-- EXTRACT TO READ --
- - - - -

We use the ECMWF archived forecast product rather than the analysis product in order to only use data that would be available to an operational nowcasting system. We downloaded the ECMWF forecasts at intervals of 12 h in forecast time, and the data in the forecasts have a resolution of 1 h. To each 5 min time step in our common spatiotemporal framework, we assigned the closest 1 h time step from the most recently issued forecast. ECMWF provides the data on a latitude–longitude grid; we used the PyTroll tools to project them onto our study grid.

- - - - -

-- MATERIAL PROVIDED --

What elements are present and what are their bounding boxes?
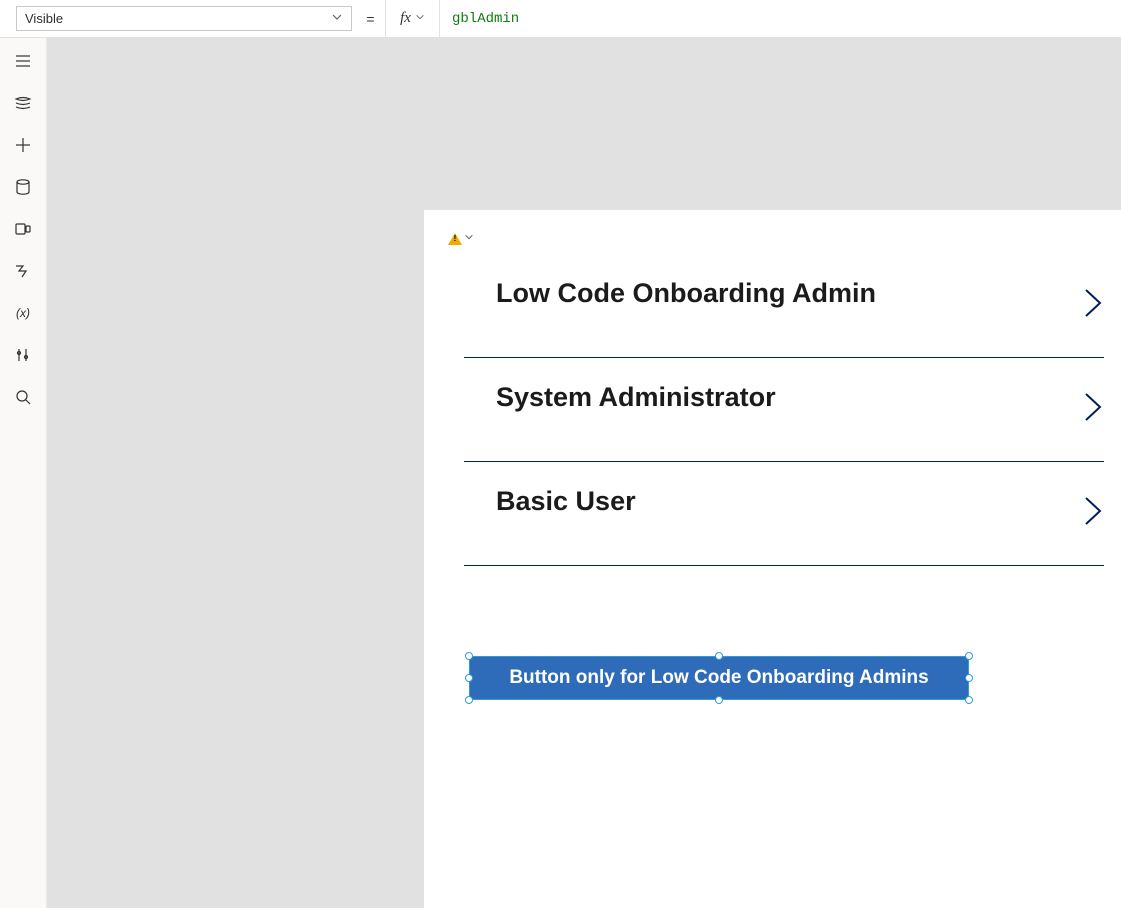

- - - - -

Continue the passage above on the ECMWF forecast data, starting after its last sentence.

2.2.5 Digital elevation model: ASTER

Orography can affect the development of convective storms. In order to enable the nowcasting system to exploit information about the elevation and morphology of the terrain, we obtained the Advanced Spaceborne Thermal Emission and Reflection Radiometer (ASTER) global DEM version 3 (Abrams et al.2020). The resolution of the ASTER DEM is 30 m (the data are provided at a resolution of 1 arcsec), much finer than our grid pixel size of 1 km. This allows the computation of subpixel properties of the elevation for each grid point. We computed the mean elevation, the elevation gradients and the surface roughness, defined as the root-mean-square (RMS) deviation from the mean, for each pixel in our grid. As a combined variable, we also computed the upslope flow s, defined as the dot product of the elevation gradient and the flow velocity:

(2) s = h v ,

where h is the elevation and v is the flow velocity, which in this case is derived from the radar motion vectors. A positive s indicates that the air flows predominantly uphill, while a negative s corresponds to downhill flow. When we discuss the importance of data sources later, in Sect. 4.2 and 4.3, we consider the information content of the upslope flow to be one of the DEM variables.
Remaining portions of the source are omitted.